= Exercise requirements =
Rename every "candle-body" in the rows below to "candlestick-body", leaving all other text unchanged.

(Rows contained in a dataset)
──────────

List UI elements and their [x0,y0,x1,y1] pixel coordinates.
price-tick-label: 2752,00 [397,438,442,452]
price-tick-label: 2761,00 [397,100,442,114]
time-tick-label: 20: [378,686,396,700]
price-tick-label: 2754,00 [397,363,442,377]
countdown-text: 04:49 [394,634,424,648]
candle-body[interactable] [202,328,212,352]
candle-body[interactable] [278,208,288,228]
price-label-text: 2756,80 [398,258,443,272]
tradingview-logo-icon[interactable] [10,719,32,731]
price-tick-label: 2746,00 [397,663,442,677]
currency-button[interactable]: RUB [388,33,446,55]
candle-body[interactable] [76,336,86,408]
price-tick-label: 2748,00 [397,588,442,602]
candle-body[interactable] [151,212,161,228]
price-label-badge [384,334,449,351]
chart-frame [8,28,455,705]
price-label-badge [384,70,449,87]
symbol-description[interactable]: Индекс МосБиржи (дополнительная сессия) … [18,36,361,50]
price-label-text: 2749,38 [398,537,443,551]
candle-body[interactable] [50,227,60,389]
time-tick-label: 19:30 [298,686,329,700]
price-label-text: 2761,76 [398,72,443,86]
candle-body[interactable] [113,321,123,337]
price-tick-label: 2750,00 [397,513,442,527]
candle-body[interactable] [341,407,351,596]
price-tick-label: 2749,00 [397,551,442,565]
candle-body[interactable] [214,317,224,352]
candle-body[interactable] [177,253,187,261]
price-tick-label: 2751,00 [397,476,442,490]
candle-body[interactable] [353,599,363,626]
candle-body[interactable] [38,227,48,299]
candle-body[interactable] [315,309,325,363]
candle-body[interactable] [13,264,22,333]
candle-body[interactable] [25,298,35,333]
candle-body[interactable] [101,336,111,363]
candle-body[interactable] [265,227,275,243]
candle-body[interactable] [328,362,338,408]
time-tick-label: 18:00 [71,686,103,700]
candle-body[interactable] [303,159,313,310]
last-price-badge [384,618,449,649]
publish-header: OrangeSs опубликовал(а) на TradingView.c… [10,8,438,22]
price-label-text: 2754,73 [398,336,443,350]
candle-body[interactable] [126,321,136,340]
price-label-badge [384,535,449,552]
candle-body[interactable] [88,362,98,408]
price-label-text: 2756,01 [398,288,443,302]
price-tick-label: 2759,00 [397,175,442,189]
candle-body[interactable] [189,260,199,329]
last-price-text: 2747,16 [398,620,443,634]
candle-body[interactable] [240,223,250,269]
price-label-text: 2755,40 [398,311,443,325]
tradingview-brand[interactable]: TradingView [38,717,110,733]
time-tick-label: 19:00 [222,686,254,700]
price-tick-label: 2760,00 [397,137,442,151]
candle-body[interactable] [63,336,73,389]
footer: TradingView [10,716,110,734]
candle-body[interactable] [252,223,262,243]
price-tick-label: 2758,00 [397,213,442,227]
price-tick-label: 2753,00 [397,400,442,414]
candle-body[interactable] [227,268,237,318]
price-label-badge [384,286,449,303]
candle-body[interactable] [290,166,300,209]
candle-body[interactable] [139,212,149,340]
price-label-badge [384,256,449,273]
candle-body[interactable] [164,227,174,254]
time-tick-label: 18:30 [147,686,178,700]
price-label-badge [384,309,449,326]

──────────

= Response =
List UI elements and their [x0,y0,x1,y1] pixel coordinates.
price-tick-label: 2752,00 [397,438,442,452]
price-tick-label: 2761,00 [397,100,442,114]
time-tick-label: 20: [378,686,396,700]
price-tick-label: 2754,00 [397,363,442,377]
countdown-text: 04:49 [394,634,424,648]
candlestick-body[interactable] [202,328,212,352]
candlestick-body[interactable] [278,208,288,228]
price-label-text: 2756,80 [398,258,443,272]
tradingview-logo-icon[interactable] [10,719,32,731]
price-tick-label: 2746,00 [397,663,442,677]
currency-button[interactable]: RUB [388,33,446,55]
candlestick-body[interactable] [76,336,86,408]
price-tick-label: 2748,00 [397,588,442,602]
candlestick-body[interactable] [151,212,161,228]
price-label-badge [384,334,449,351]
chart-frame [8,28,455,705]
price-label-badge [384,70,449,87]
symbol-description[interactable]: Индекс МосБиржи (дополнительная сессия) … [18,36,361,50]
price-label-text: 2749,38 [398,537,443,551]
candlestick-body[interactable] [50,227,60,389]
time-tick-label: 19:30 [298,686,329,700]
price-label-text: 2761,76 [398,72,443,86]
candlestick-body[interactable] [113,321,123,337]
price-tick-label: 2750,00 [397,513,442,527]
candlestick-body[interactable] [341,407,351,596]
price-tick-label: 2749,00 [397,551,442,565]
candlestick-body[interactable] [214,317,224,352]
candlestick-body[interactable] [177,253,187,261]
price-tick-label: 2751,00 [397,476,442,490]
candlestick-body[interactable] [353,599,363,626]
candlestick-body[interactable] [38,227,48,299]
candlestick-body[interactable] [315,309,325,363]
candlestick-body[interactable] [13,264,22,333]
candlestick-body[interactable] [25,298,35,333]
candlestick-body[interactable] [101,336,111,363]
candlestick-body[interactable] [265,227,275,243]
candlestick-body[interactable] [328,362,338,408]
time-tick-label: 18:00 [71,686,103,700]
candlestick-body[interactable] [303,159,313,310]
last-price-badge [384,618,449,649]
publish-header: OrangeSs опубликовал(а) на TradingView.c… [10,8,438,22]
price-label-text: 2754,73 [398,336,443,350]
candlestick-body[interactable] [126,321,136,340]
price-label-badge [384,535,449,552]
candlestick-body[interactable] [88,362,98,408]
price-label-text: 2756,01 [398,288,443,302]
price-tick-label: 2759,00 [397,175,442,189]
candlestick-body[interactable] [189,260,199,329]
last-price-text: 2747,16 [398,620,443,634]
candlestick-body[interactable] [240,223,250,269]
price-label-text: 2755,40 [398,311,443,325]
tradingview-brand[interactable]: TradingView [38,717,110,733]
time-tick-label: 19:00 [222,686,254,700]
price-tick-label: 2760,00 [397,137,442,151]
candlestick-body[interactable] [63,336,73,389]
footer: TradingView [10,716,110,734]
candlestick-body[interactable] [252,223,262,243]
price-tick-label: 2758,00 [397,213,442,227]
price-tick-label: 2753,00 [397,400,442,414]
candlestick-body[interactable] [227,268,237,318]
price-label-badge [384,286,449,303]
candlestick-body[interactable] [290,166,300,209]
candlestick-body[interactable] [139,212,149,340]
price-label-badge [384,256,449,273]
candlestick-body[interactable] [164,227,174,254]
time-tick-label: 18:30 [147,686,178,700]
price-label-badge [384,309,449,326]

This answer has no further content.